TASK
A single number is the answer here: how many lines of the entries contain "Intensity"?

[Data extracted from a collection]
— start —

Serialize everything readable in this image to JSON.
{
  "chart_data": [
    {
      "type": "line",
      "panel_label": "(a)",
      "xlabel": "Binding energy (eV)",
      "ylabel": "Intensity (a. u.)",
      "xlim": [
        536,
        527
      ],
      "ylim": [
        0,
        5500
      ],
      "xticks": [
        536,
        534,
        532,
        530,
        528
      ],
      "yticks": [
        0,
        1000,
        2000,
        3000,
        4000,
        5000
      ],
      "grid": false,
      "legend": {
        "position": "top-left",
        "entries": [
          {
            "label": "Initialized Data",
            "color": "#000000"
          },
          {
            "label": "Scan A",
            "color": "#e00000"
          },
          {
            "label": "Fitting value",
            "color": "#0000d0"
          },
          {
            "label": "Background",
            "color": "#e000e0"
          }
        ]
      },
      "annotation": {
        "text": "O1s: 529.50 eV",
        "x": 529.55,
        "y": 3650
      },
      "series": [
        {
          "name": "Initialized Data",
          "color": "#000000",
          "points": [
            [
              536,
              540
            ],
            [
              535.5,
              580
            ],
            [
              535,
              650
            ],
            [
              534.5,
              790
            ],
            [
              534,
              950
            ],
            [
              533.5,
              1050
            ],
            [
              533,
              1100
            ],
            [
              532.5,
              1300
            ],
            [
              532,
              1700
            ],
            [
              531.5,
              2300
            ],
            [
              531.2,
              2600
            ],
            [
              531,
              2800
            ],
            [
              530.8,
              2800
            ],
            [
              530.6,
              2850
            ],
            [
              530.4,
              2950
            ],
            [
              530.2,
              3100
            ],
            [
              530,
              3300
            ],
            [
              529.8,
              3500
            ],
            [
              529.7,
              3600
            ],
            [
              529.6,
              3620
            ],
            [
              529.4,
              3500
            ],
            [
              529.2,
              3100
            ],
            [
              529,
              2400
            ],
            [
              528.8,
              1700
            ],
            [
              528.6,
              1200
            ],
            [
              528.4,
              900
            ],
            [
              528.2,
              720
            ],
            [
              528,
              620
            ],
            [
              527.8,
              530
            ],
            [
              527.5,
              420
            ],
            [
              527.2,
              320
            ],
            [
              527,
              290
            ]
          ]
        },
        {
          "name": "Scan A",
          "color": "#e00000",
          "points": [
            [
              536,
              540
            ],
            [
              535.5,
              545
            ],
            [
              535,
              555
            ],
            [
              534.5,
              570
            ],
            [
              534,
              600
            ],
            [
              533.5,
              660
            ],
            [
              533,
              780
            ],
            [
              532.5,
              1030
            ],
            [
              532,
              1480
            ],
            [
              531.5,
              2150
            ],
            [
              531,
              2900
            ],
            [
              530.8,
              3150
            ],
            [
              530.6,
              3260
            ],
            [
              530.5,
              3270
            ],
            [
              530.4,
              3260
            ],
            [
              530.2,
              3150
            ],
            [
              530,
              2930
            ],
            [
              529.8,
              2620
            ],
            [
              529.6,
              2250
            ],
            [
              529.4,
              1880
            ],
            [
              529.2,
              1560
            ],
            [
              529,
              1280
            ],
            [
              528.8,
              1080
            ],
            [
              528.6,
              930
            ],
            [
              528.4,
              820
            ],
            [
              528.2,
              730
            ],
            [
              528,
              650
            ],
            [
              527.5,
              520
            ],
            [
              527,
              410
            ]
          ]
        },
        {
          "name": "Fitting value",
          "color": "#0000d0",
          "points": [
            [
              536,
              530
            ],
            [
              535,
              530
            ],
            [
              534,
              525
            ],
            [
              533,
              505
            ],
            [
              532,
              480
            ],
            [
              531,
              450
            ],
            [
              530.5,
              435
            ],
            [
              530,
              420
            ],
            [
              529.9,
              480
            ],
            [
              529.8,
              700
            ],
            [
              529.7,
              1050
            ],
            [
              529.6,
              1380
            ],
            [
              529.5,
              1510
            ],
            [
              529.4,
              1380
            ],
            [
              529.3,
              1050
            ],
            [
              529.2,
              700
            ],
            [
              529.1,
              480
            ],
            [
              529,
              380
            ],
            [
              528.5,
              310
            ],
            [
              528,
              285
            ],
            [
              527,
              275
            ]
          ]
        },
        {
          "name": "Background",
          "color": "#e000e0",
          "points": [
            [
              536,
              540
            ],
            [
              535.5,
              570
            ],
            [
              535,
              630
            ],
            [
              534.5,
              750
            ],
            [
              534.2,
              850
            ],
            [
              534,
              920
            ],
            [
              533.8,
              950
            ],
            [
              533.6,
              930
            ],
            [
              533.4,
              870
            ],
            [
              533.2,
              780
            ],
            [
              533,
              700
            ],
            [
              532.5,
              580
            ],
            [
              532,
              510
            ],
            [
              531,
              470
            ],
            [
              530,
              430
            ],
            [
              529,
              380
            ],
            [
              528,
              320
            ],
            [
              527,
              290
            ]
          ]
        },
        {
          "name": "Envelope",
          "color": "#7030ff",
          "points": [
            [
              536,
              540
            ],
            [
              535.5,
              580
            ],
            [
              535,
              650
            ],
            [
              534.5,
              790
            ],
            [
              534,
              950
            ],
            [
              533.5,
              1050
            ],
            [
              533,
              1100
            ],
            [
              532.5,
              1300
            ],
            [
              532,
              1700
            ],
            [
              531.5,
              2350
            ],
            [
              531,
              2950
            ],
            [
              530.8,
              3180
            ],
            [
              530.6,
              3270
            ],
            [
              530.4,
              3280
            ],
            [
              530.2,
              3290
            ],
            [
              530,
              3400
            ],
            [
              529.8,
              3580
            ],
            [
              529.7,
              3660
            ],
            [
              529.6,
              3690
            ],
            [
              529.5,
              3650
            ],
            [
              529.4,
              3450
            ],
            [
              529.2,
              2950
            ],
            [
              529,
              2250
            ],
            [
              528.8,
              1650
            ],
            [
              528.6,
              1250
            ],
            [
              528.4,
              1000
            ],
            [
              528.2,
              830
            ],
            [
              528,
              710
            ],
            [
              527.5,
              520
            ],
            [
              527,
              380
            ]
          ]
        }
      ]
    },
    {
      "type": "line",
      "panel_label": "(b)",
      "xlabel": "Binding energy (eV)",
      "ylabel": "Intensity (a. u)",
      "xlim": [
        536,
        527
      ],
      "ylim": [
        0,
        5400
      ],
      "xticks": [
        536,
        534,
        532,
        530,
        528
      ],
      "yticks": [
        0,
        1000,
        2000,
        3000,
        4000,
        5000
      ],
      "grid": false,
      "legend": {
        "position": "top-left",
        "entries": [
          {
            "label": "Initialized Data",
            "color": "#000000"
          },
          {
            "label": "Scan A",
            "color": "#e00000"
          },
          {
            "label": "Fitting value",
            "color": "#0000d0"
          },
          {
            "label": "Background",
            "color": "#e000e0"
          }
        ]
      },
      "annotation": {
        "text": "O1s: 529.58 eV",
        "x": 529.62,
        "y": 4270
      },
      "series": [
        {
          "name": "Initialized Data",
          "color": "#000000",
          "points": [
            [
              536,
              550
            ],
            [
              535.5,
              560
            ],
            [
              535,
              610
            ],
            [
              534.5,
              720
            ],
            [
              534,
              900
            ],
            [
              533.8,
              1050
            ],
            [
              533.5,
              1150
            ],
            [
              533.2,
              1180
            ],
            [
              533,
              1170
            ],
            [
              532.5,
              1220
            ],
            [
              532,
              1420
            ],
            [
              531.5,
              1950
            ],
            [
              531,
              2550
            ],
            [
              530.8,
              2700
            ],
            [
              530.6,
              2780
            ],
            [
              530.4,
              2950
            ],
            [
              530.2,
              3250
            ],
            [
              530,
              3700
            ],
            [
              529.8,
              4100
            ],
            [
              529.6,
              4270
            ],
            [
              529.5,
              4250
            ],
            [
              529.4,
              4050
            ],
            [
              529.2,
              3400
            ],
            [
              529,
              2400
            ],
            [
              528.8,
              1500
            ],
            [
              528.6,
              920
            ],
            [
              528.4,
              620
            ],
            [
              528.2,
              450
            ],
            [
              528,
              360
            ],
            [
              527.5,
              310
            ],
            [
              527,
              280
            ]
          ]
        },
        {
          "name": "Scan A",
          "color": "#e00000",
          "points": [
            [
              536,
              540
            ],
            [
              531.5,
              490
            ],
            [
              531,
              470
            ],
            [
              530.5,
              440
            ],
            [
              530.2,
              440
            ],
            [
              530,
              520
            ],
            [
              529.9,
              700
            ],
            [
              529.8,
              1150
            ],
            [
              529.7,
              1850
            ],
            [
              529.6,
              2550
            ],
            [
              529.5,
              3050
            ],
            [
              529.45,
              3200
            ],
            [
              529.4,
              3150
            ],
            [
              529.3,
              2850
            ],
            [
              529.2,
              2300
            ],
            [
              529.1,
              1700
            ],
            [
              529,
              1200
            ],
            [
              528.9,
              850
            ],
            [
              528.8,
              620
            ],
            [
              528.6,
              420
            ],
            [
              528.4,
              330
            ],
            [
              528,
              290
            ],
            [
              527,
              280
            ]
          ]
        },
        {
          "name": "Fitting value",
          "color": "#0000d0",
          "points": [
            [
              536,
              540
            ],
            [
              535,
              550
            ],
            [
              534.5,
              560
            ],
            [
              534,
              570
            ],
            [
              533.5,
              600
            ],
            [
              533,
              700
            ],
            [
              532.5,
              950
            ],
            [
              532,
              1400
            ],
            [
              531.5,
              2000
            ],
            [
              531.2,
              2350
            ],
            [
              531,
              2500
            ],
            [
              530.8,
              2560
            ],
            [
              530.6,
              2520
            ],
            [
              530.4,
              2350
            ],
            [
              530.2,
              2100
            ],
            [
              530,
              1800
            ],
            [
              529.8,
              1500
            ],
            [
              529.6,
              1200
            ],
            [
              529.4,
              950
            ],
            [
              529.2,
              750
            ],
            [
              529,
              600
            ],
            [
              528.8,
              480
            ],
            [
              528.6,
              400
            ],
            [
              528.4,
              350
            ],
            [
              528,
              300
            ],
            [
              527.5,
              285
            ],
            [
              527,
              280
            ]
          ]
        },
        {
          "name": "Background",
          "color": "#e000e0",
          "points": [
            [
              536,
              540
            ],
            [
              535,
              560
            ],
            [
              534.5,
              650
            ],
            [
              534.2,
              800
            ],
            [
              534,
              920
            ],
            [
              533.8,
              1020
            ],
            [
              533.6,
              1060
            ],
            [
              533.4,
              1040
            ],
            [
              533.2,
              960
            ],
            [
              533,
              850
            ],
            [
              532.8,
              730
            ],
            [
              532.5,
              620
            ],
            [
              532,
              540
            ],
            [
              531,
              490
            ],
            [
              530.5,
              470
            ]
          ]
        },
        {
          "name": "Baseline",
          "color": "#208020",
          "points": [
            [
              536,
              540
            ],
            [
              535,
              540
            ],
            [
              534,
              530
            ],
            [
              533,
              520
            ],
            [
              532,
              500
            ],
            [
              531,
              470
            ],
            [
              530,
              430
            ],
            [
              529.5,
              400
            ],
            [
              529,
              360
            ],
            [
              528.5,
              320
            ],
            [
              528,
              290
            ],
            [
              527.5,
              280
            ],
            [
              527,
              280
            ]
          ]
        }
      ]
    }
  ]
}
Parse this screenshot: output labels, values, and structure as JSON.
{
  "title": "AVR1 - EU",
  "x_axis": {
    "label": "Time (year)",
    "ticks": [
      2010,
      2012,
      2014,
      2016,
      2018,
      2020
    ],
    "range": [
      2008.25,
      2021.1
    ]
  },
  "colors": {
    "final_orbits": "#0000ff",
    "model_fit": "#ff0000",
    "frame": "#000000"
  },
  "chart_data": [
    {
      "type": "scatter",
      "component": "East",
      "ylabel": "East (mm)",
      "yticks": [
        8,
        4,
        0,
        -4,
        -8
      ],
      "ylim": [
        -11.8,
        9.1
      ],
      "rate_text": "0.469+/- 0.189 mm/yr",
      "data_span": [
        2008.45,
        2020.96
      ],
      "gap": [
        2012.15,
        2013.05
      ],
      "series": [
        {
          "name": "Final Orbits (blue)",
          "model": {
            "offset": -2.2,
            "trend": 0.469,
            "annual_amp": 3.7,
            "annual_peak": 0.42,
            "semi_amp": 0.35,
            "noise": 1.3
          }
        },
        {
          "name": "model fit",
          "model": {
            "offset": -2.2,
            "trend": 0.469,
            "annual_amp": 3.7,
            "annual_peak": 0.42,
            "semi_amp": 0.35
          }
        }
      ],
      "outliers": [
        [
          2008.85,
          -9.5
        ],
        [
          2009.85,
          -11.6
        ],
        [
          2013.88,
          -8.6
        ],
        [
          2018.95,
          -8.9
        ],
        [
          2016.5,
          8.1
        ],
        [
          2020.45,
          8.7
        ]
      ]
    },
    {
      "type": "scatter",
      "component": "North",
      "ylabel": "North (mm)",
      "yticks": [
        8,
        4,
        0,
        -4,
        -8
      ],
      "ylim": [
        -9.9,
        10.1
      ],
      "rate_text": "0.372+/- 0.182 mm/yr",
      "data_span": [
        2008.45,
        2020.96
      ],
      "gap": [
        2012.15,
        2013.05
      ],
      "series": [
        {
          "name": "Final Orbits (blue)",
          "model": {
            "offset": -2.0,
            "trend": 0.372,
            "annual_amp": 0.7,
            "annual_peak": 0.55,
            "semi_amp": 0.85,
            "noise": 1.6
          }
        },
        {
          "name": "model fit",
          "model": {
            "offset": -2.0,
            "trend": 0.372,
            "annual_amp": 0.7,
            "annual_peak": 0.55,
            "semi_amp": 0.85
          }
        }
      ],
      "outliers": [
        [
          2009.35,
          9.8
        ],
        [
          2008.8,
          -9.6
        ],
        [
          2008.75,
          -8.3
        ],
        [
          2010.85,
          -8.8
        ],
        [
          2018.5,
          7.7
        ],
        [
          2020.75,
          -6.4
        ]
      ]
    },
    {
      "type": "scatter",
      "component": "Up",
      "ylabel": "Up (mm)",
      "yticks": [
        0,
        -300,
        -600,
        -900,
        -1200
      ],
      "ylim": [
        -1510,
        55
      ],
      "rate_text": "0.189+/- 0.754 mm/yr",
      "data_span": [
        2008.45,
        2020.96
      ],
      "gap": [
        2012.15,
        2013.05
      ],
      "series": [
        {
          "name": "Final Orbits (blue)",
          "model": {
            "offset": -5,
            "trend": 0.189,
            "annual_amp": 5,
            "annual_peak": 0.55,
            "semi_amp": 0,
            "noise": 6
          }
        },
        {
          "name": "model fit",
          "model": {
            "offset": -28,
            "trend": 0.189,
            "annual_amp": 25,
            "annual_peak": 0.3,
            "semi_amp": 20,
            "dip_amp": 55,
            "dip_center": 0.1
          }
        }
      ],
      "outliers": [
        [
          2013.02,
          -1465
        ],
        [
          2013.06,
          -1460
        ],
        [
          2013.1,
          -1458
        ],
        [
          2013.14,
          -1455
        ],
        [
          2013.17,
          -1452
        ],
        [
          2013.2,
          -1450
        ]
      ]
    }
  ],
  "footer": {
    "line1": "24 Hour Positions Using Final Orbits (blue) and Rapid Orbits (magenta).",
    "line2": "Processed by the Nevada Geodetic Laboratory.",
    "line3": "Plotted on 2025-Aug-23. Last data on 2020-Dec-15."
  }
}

— end —

EXERCISE ANSWER
2